Stored rows:
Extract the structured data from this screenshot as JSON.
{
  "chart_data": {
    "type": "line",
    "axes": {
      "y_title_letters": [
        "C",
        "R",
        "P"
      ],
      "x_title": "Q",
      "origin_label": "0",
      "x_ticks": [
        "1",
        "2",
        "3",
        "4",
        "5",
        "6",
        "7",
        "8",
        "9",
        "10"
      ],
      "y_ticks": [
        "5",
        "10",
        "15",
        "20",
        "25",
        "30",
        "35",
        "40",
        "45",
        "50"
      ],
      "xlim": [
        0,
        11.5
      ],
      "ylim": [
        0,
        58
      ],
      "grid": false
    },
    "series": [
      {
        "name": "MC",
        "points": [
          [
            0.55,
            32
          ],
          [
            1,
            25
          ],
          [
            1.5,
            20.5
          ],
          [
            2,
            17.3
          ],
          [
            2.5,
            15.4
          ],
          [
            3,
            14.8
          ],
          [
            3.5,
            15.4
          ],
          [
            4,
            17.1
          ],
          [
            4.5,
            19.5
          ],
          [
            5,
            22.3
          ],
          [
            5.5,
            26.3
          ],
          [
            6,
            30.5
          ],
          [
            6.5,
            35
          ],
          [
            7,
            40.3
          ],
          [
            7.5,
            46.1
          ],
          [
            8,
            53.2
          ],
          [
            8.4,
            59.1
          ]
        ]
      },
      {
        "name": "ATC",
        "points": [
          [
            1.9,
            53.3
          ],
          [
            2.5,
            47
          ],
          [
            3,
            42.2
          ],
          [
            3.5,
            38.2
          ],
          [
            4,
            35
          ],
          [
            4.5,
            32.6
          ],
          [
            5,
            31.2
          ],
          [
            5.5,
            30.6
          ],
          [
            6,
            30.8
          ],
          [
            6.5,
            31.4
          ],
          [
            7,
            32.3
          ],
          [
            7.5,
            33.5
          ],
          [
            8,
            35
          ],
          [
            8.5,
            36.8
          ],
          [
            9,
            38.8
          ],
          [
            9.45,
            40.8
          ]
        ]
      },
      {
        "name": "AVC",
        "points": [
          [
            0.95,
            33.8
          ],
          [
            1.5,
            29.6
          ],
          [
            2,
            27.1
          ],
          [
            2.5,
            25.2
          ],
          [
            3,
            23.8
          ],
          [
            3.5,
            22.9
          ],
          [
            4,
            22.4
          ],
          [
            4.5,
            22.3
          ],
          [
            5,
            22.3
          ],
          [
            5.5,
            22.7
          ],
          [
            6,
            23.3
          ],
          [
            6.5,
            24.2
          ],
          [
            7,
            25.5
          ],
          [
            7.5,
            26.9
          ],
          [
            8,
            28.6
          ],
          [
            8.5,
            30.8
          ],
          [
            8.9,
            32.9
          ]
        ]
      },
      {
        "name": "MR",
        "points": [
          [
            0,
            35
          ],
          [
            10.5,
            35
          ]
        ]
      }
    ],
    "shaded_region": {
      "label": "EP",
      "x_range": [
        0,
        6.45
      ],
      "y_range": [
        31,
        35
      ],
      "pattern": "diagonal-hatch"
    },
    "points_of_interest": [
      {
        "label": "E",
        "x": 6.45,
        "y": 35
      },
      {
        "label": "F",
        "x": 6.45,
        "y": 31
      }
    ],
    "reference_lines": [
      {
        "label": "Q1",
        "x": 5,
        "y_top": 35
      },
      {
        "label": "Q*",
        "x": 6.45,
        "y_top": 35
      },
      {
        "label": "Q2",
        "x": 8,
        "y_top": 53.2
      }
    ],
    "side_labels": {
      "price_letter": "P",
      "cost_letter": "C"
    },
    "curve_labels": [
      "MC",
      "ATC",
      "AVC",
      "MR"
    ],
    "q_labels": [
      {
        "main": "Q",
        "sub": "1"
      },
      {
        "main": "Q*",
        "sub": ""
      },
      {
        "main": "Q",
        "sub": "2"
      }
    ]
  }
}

Prompt:
Every entry should be printed again exactly as it stands.

Problem solution:
Extract the structured data from this screenshot as JSON.
{
  "chart_data": {
    "type": "line",
    "axes": {
      "y_title_letters": [
        "C",
        "R",
        "P"
      ],
      "x_title": "Q",
      "origin_label": "0",
      "x_ticks": [
        "1",
        "2",
        "3",
        "4",
        "5",
        "6",
        "7",
        "8",
        "9",
        "10"
      ],
      "y_ticks": [
        "5",
        "10",
        "15",
        "20",
        "25",
        "30",
        "35",
        "40",
        "45",
        "50"
      ],
      "xlim": [
        0,
        11.5
      ],
      "ylim": [
        0,
        58
      ],
      "grid": false
    },
    "series": [
      {
        "name": "MC",
        "points": [
          [
            0.55,
            32
          ],
          [
            1,
            25
          ],
          [
            1.5,
            20.5
          ],
          [
            2,
            17.3
          ],
          [
            2.5,
            15.4
          ],
          [
            3,
            14.8
          ],
          [
            3.5,
            15.4
          ],
          [
            4,
            17.1
          ],
          [
            4.5,
            19.5
          ],
          [
            5,
            22.3
          ],
          [
            5.5,
            26.3
          ],
          [
            6,
            30.5
          ],
          [
            6.5,
            35
          ],
          [
            7,
            40.3
          ],
          [
            7.5,
            46.1
          ],
          [
            8,
            53.2
          ],
          [
            8.4,
            59.1
          ]
        ]
      },
      {
        "name": "ATC",
        "points": [
          [
            1.9,
            53.3
          ],
          [
            2.5,
            47
          ],
          [
            3,
            42.2
          ],
          [
            3.5,
            38.2
          ],
          [
            4,
            35
          ],
          [
            4.5,
            32.6
          ],
          [
            5,
            31.2
          ],
          [
            5.5,
            30.6
          ],
          [
            6,
            30.8
          ],
          [
            6.5,
            31.4
          ],
          [
            7,
            32.3
          ],
          [
            7.5,
            33.5
          ],
          [
            8,
            35
          ],
          [
            8.5,
            36.8
          ],
          [
            9,
            38.8
          ],
          [
            9.45,
            40.8
          ]
        ]
      },
      {
        "name": "AVC",
        "points": [
          [
            0.95,
            33.8
          ],
          [
            1.5,
            29.6
          ],
          [
            2,
            27.1
          ],
          [
            2.5,
            25.2
          ],
          [
            3,
            23.8
          ],
          [
            3.5,
            22.9
          ],
          [
            4,
            22.4
          ],
          [
            4.5,
            22.3
          ],
          [
            5,
            22.3
          ],
          [
            5.5,
            22.7
          ],
          [
            6,
            23.3
          ],
          [
            6.5,
            24.2
          ],
          [
            7,
            25.5
          ],
          [
            7.5,
            26.9
          ],
          [
            8,
            28.6
          ],
          [
            8.5,
            30.8
          ],
          [
            8.9,
            32.9
          ]
        ]
      },
      {
        "name": "MR",
        "points": [
          [
            0,
            35
          ],
          [
            10.5,
            35
          ]
        ]
      }
    ],
    "shaded_region": {
      "label": "EP",
      "x_range": [
        0,
        6.45
      ],
      "y_range": [
        31,
        35
      ],
      "pattern": "diagonal-hatch"
    },
    "points_of_interest": [
      {
        "label": "E",
        "x": 6.45,
        "y": 35
      },
      {
        "label": "F",
        "x": 6.45,
        "y": 31
      }
    ],
    "reference_lines": [
      {
        "label": "Q1",
        "x": 5,
        "y_top": 35
      },
      {
        "label": "Q*",
        "x": 6.45,
        "y_top": 35
      },
      {
        "label": "Q2",
        "x": 8,
        "y_top": 53.2
      }
    ],
    "side_labels": {
      "price_letter": "P",
      "cost_letter": "C"
    },
    "curve_labels": [
      "MC",
      "ATC",
      "AVC",
      "MR"
    ],
    "q_labels": [
      {
        "main": "Q",
        "sub": "1"
      },
      {
        "main": "Q*",
        "sub": ""
      },
      {
        "main": "Q",
        "sub": "2"
      }
    ]
  }
}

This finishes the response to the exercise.